BEGIN DATA TO PROCESS

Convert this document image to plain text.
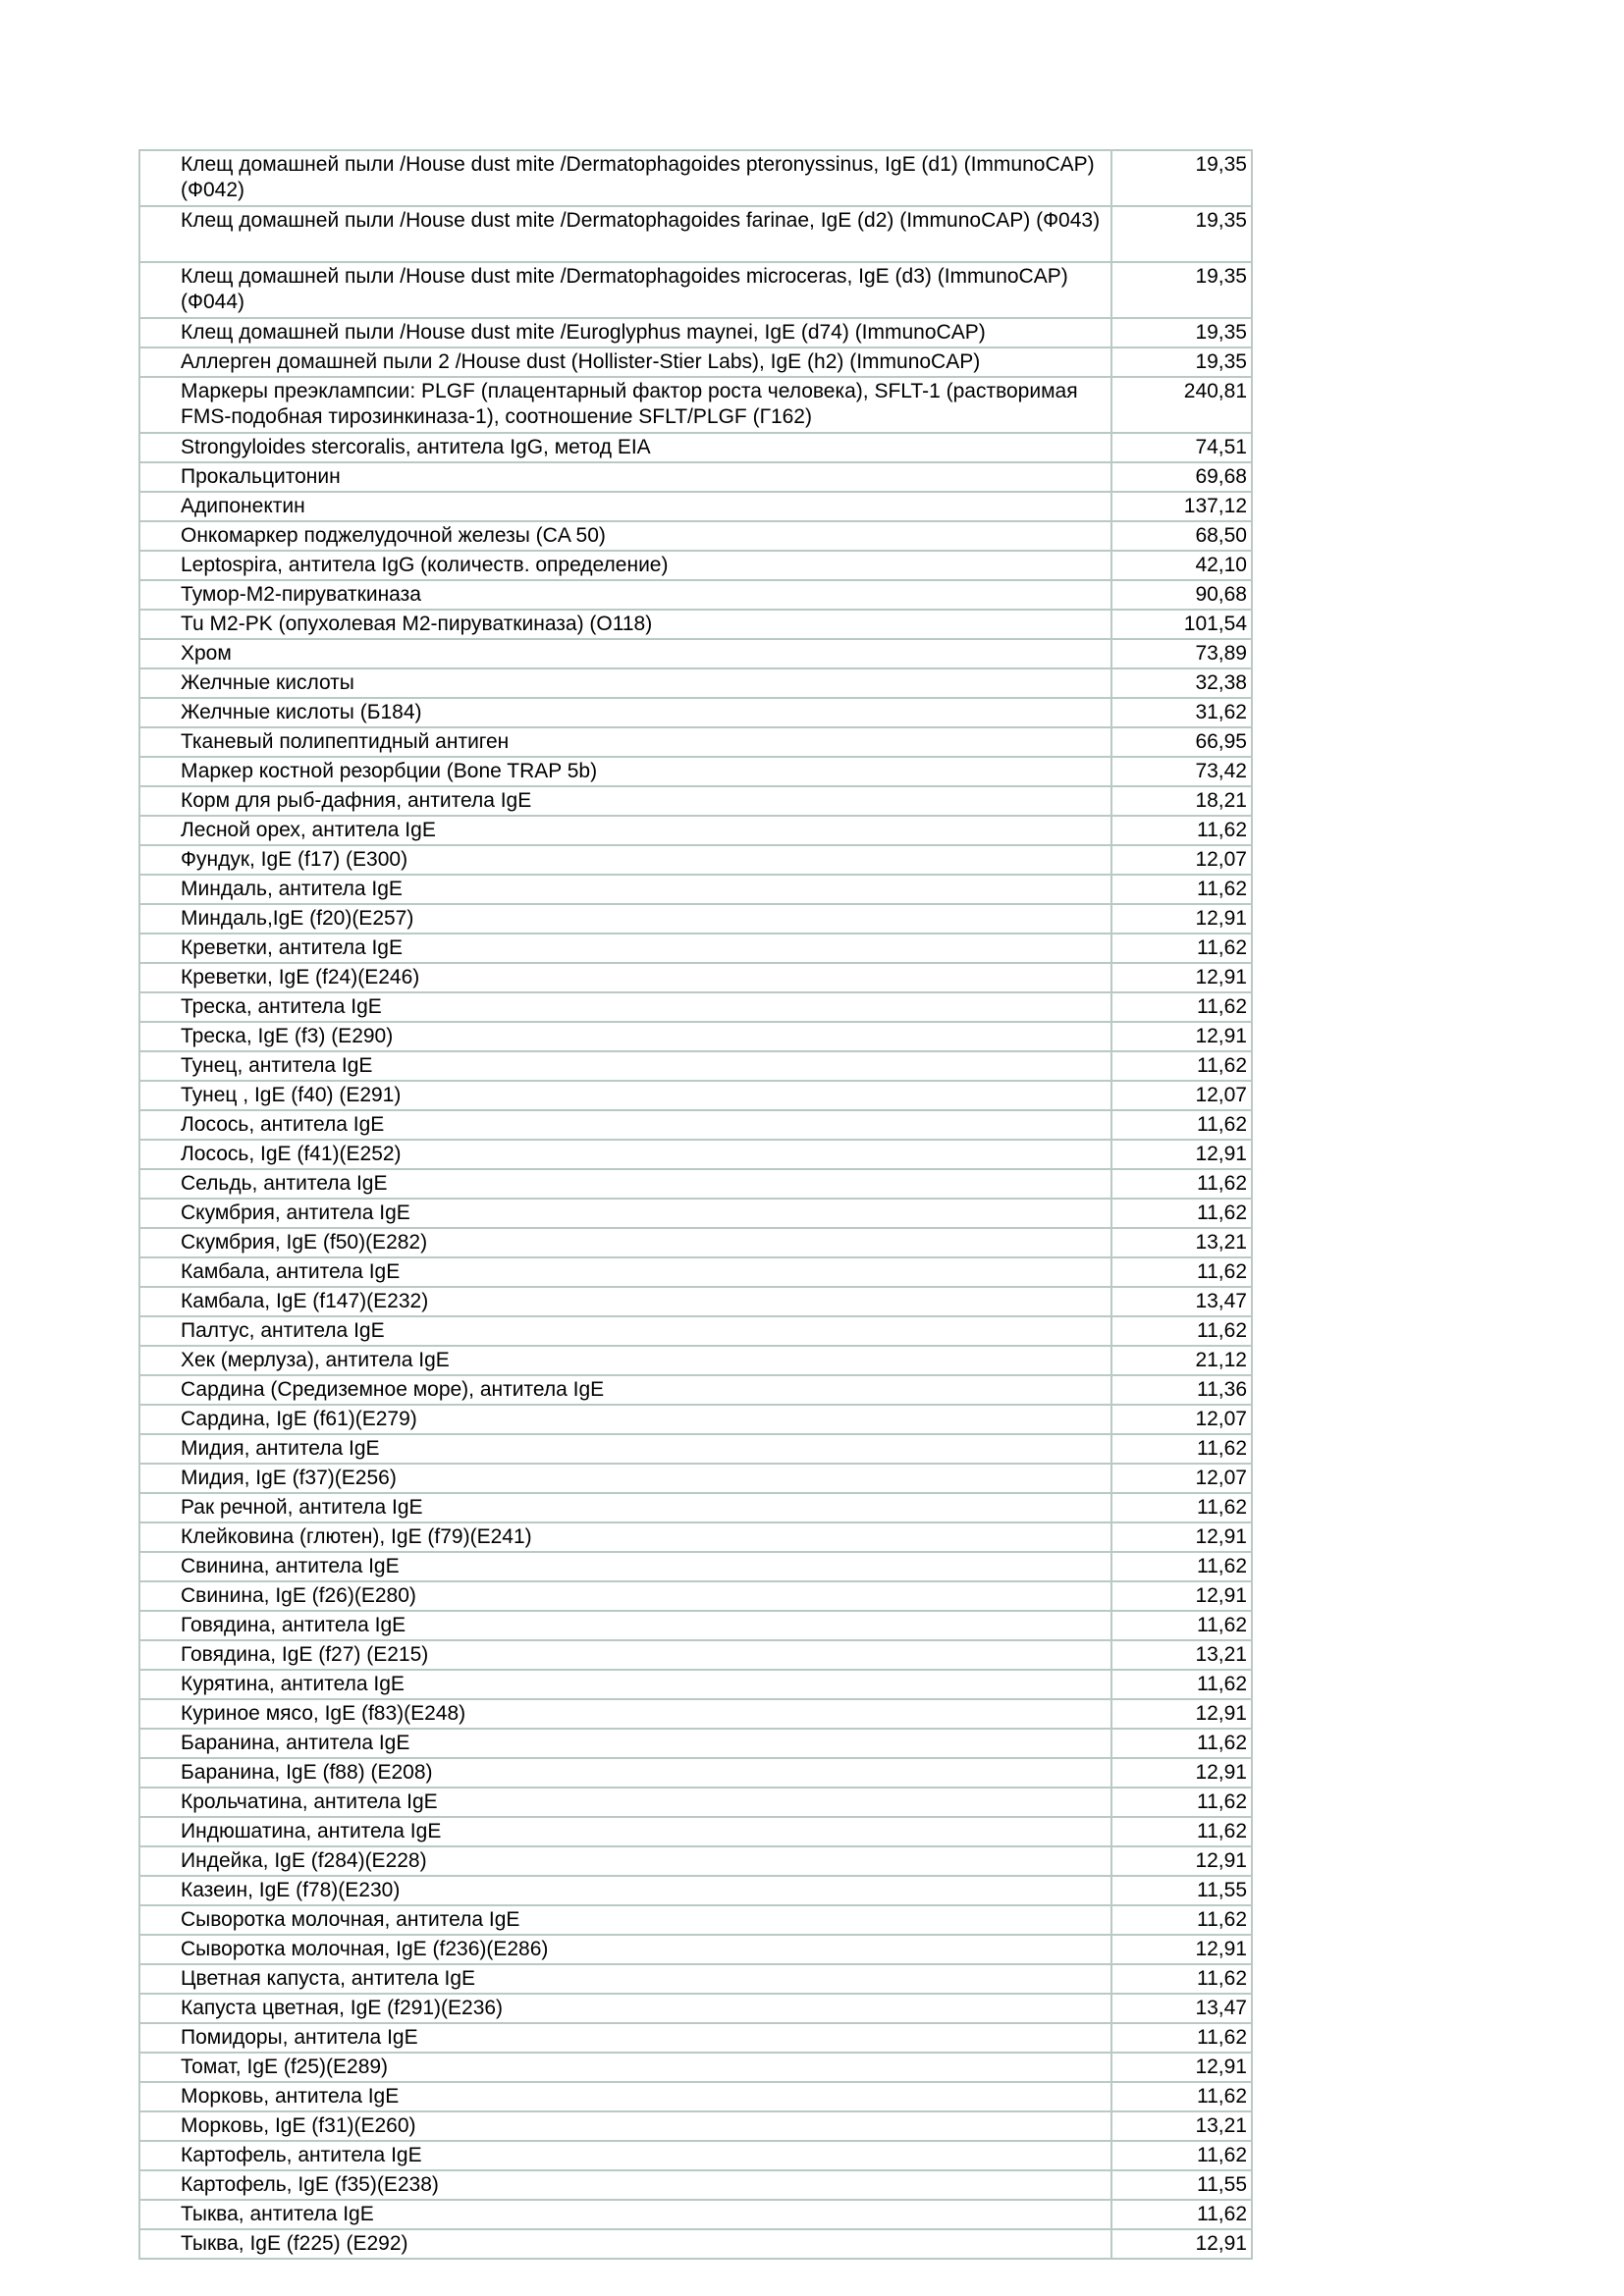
Клещ домашней пыли /House dust mite /Dermatophagoides pteronyssinus, IgE (d1) (ImmunoCAP) (Ф042)	19,35
Клещ домашней пыли /House dust mite /Dermatophagoides farinae, IgE (d2) (ImmunoCAP) (Ф043)	19,35
Клещ домашней пыли /House dust mite /Dermatophagoides microceras, IgE (d3) (ImmunoCAP) (Ф044)	19,35
Клещ домашней пыли /House dust mite /Euroglyphus maynei, IgE (d74) (ImmunoCAP)	19,35
Аллерген домашней пыли 2 /House dust (Hollister-Stier Labs), IgE (h2) (ImmunoCAP)	19,35
Маркеры преэклампсии: PLGF (плацентарный фактор роста человека), SFLT-1 (растворимая FMS-подобная тирозинкиназа-1), соотношение SFLT/PLGF (Г162)	240,81
Strongyloides stercoralis, антитела IgG, метод EIA	74,51
Прокальцитонин	69,68
Адипонектин	137,12
Онкомаркер поджелудочной железы (CA 50)	68,50
Leptospira, антитела IgG (количеств. определение)	42,10
Тумор-М2-пируваткиназа	90,68
Tu M2-PK (опухолевая М2-пируваткиназа) (О118)	101,54
Хром	73,89
Желчные кислоты	32,38
Желчные кислоты (Б184)	31,62
Тканевый полипептидный антиген	66,95
Маркер костной резорбции (Bone TRAP 5b)	73,42
Корм для рыб-дафния, антитела IgE	18,21
Лесной орех, антитела IgE	11,62
Фундук, IgE (f17) (E300)	12,07
Миндаль, антитела IgE	11,62
Миндаль,IgE (f20)(E257)	12,91
Креветки, антитела IgE	11,62
Креветки, IgE (f24)(E246)	12,91
Треска, антитела IgE	11,62
Треска, IgE (f3) (E290)	12,91
Тунец, антитела IgE	11,62
Тунец , IgE (f40) (E291)	12,07
Лосось, антитела IgE	11,62
Лосось, IgE (f41)(E252)	12,91
Сельдь, антитела IgE	11,62
Скумбрия, антитела IgE	11,62
Скумбрия, IgE (f50)(E282)	13,21
Камбала, антитела IgE	11,62
Камбала, IgE (f147)(E232)	13,47
Палтус, антитела IgE	11,62
Хек (мерлуза), антитела IgE	21,12
Сардина (Средиземное море), антитела IgE	11,36
Сардина, IgE (f61)(E279)	12,07
Мидия, антитела IgE	11,62
Мидия, IgE (f37)(E256)	12,07
Рак речной, антитела IgE	11,62
Клейковина (глютен), IgE (f79)(E241)	12,91
Свинина, антитела IgE	11,62
Свинина, IgE (f26)(E280)	12,91
Говядина, антитела IgE	11,62
Говядина, IgE (f27) (E215)	13,21
Курятина, антитела IgE	11,62
Куриное мясо, IgE (f83)(E248)	12,91
Баранина, антитела IgE	11,62
Баранина, IgE (f88) (E208)	12,91
Крольчатина, антитела IgE	11,62
Индюшатина, антитела IgE	11,62
Индейка, IgE (f284)(E228)	12,91
Казеин, IgE (f78)(E230)	11,55
Сыворотка молочная, антитела IgE	11,62
Сыворотка молочная, IgE (f236)(E286)	12,91
Цветная капуста, антитела IgE	11,62
Капуста цветная, IgE (f291)(E236)	13,47
Помидоры, антитела IgE	11,62
Томат, IgE (f25)(E289)	12,91
Морковь, антитела IgE	11,62
Морковь, IgE (f31)(E260)	13,21
Картофель, антитела IgE	11,62
Картофель, IgE (f35)(E238)	11,55
Тыква, антитела IgE	11,62
Тыква, IgE (f225) (E292)	12,91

END DATA TO PROCESS

SET PROBLEM ::
Every record above must be given again exactly; drop the pictures.

CORRECT RESPONSE ::
Convert this document image to plain text.
Клещ домашней пыли /House dust mite /Dermatophagoides pteronyssinus, IgE (d1) (ImmunoCAP) (Ф042)	19,35
Клещ домашней пыли /House dust mite /Dermatophagoides farinae, IgE (d2) (ImmunoCAP) (Ф043)	19,35
Клещ домашней пыли /House dust mite /Dermatophagoides microceras, IgE (d3) (ImmunoCAP) (Ф044)	19,35
Клещ домашней пыли /House dust mite /Euroglyphus maynei, IgE (d74) (ImmunoCAP)	19,35
Аллерген домашней пыли 2 /House dust (Hollister-Stier Labs), IgE (h2) (ImmunoCAP)	19,35
Маркеры преэклампсии: PLGF (плацентарный фактор роста человека), SFLT-1 (растворимая FMS-подобная тирозинкиназа-1), соотношение SFLT/PLGF (Г162)	240,81
Strongyloides stercoralis, антитела IgG, метод EIA	74,51
Прокальцитонин	69,68
Адипонектин	137,12
Онкомаркер поджелудочной железы (CA 50)	68,50
Leptospira, антитела IgG (количеств. определение)	42,10
Тумор-М2-пируваткиназа	90,68
Tu M2-PK (опухолевая М2-пируваткиназа) (О118)	101,54
Хром	73,89
Желчные кислоты	32,38
Желчные кислоты (Б184)	31,62
Тканевый полипептидный антиген	66,95
Маркер костной резорбции (Bone TRAP 5b)	73,42
Корм для рыб-дафния, антитела IgE	18,21
Лесной орех, антитела IgE	11,62
Фундук, IgE (f17) (E300)	12,07
Миндаль, антитела IgE	11,62
Миндаль,IgE (f20)(E257)	12,91
Креветки, антитела IgE	11,62
Креветки, IgE (f24)(E246)	12,91
Треска, антитела IgE	11,62
Треска, IgE (f3) (E290)	12,91
Тунец, антитела IgE	11,62
Тунец , IgE (f40) (E291)	12,07
Лосось, антитела IgE	11,62
Лосось, IgE (f41)(E252)	12,91
Сельдь, антитела IgE	11,62
Скумбрия, антитела IgE	11,62
Скумбрия, IgE (f50)(E282)	13,21
Камбала, антитела IgE	11,62
Камбала, IgE (f147)(E232)	13,47
Палтус, антитела IgE	11,62
Хек (мерлуза), антитела IgE	21,12
Сардина (Средиземное море), антитела IgE	11,36
Сардина, IgE (f61)(E279)	12,07
Мидия, антитела IgE	11,62
Мидия, IgE (f37)(E256)	12,07
Рак речной, антитела IgE	11,62
Клейковина (глютен), IgE (f79)(E241)	12,91
Свинина, антитела IgE	11,62
Свинина, IgE (f26)(E280)	12,91
Говядина, антитела IgE	11,62
Говядина, IgE (f27) (E215)	13,21
Курятина, антитела IgE	11,62
Куриное мясо, IgE (f83)(E248)	12,91
Баранина, антитела IgE	11,62
Баранина, IgE (f88) (E208)	12,91
Крольчатина, антитела IgE	11,62
Индюшатина, антитела IgE	11,62
Индейка, IgE (f284)(E228)	12,91
Казеин, IgE (f78)(E230)	11,55
Сыворотка молочная, антитела IgE	11,62
Сыворотка молочная, IgE (f236)(E286)	12,91
Цветная капуста, антитела IgE	11,62
Капуста цветная, IgE (f291)(E236)	13,47
Помидоры, антитела IgE	11,62
Томат, IgE (f25)(E289)	12,91
Морковь, антитела IgE	11,62
Морковь, IgE (f31)(E260)	13,21
Картофель, антитела IgE	11,62
Картофель, IgE (f35)(E238)	11,55
Тыква, антитела IgE	11,62
Тыква, IgE (f225) (E292)	12,91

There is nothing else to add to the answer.